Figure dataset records
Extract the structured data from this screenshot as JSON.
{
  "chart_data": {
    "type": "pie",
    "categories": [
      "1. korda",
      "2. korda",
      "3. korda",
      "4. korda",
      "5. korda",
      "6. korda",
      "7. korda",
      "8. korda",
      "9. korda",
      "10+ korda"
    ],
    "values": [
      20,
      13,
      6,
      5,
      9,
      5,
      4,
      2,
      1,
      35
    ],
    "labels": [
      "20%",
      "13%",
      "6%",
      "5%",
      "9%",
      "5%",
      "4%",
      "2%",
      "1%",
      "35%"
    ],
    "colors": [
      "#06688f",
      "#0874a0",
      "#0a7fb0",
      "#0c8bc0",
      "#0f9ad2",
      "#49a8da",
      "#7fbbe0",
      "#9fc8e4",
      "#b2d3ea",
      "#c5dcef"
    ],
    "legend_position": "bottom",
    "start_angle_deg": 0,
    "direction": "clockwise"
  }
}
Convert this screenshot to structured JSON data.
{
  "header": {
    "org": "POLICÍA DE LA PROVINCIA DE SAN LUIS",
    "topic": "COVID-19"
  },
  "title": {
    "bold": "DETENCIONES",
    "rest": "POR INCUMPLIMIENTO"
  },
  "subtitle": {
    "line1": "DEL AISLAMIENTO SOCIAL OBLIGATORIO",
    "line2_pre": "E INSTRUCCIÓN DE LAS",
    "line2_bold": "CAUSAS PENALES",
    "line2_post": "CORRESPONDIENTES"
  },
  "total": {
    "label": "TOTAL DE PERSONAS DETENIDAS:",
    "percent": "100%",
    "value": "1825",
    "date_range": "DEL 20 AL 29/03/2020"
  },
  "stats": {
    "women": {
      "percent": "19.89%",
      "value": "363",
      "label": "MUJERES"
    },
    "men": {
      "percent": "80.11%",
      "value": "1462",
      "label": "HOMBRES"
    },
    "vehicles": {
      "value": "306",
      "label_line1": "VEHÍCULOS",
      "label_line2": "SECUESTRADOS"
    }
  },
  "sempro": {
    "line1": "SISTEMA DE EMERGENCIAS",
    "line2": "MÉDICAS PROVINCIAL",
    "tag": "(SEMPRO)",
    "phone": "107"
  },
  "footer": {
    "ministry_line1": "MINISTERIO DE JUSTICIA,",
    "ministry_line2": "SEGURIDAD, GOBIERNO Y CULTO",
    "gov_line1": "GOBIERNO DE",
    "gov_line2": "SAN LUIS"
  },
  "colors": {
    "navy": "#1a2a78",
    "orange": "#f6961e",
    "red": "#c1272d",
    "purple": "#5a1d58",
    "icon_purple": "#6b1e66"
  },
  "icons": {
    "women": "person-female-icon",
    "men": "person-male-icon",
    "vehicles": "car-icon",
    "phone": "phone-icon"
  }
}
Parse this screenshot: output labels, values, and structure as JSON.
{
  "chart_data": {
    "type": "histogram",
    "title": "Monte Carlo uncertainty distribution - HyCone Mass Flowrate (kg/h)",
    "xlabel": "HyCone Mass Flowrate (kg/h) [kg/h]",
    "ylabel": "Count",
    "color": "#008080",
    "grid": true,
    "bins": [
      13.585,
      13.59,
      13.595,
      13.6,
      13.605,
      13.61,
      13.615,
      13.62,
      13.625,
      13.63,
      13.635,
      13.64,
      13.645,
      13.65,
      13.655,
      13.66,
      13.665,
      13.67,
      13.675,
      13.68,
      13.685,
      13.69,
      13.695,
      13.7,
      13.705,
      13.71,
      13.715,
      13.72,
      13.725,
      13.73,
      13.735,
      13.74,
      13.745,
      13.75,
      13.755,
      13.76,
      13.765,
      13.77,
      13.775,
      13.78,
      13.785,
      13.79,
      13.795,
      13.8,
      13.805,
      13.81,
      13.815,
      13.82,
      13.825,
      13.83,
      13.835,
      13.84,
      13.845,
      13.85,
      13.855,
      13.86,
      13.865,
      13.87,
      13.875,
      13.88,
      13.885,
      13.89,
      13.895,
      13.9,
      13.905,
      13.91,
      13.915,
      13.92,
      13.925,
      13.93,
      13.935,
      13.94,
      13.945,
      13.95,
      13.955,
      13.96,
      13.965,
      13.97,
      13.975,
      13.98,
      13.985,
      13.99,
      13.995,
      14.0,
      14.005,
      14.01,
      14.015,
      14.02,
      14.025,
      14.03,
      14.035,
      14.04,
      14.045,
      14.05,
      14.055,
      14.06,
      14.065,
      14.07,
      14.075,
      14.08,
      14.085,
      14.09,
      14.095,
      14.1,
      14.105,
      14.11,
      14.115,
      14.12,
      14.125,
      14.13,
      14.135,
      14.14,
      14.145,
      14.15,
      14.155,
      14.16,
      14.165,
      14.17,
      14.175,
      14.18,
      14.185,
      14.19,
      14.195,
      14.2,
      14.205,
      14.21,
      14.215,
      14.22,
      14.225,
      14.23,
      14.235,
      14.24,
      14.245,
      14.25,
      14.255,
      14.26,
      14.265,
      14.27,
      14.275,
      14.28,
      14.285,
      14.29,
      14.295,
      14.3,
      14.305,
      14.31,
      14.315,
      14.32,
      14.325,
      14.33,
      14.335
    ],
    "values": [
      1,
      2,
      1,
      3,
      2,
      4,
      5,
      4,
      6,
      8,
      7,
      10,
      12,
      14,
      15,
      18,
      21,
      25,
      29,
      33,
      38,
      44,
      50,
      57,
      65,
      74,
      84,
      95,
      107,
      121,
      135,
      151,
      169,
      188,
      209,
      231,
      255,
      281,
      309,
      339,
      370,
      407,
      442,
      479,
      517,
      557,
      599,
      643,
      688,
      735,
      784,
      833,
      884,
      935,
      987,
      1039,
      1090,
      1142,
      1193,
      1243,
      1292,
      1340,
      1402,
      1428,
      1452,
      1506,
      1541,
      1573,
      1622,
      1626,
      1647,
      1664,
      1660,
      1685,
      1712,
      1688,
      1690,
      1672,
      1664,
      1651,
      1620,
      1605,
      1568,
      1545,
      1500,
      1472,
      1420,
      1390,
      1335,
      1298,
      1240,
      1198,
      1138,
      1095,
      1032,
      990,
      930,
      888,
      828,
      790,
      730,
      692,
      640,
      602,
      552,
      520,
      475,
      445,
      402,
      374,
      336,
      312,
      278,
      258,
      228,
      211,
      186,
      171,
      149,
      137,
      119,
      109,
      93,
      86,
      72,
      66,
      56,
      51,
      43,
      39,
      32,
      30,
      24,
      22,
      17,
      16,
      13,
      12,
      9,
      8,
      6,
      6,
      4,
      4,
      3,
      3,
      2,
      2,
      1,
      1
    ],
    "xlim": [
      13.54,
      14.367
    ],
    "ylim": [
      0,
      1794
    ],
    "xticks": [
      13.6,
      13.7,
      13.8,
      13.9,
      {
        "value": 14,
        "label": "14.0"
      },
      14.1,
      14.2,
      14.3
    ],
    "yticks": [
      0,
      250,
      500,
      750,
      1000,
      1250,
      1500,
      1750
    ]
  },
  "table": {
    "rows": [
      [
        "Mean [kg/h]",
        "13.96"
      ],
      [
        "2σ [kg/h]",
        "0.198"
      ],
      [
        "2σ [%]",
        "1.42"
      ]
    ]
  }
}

_Directive_:
Only lines with "korda" are wanted here; list each of them.

_Task response_:
      "1. korda",
      "2. korda",
      "3. korda",
      "4. korda",
      "5. korda",
      "6. korda",
      "7. korda",
      "8. korda",
      "9. korda",
      "10+ korda"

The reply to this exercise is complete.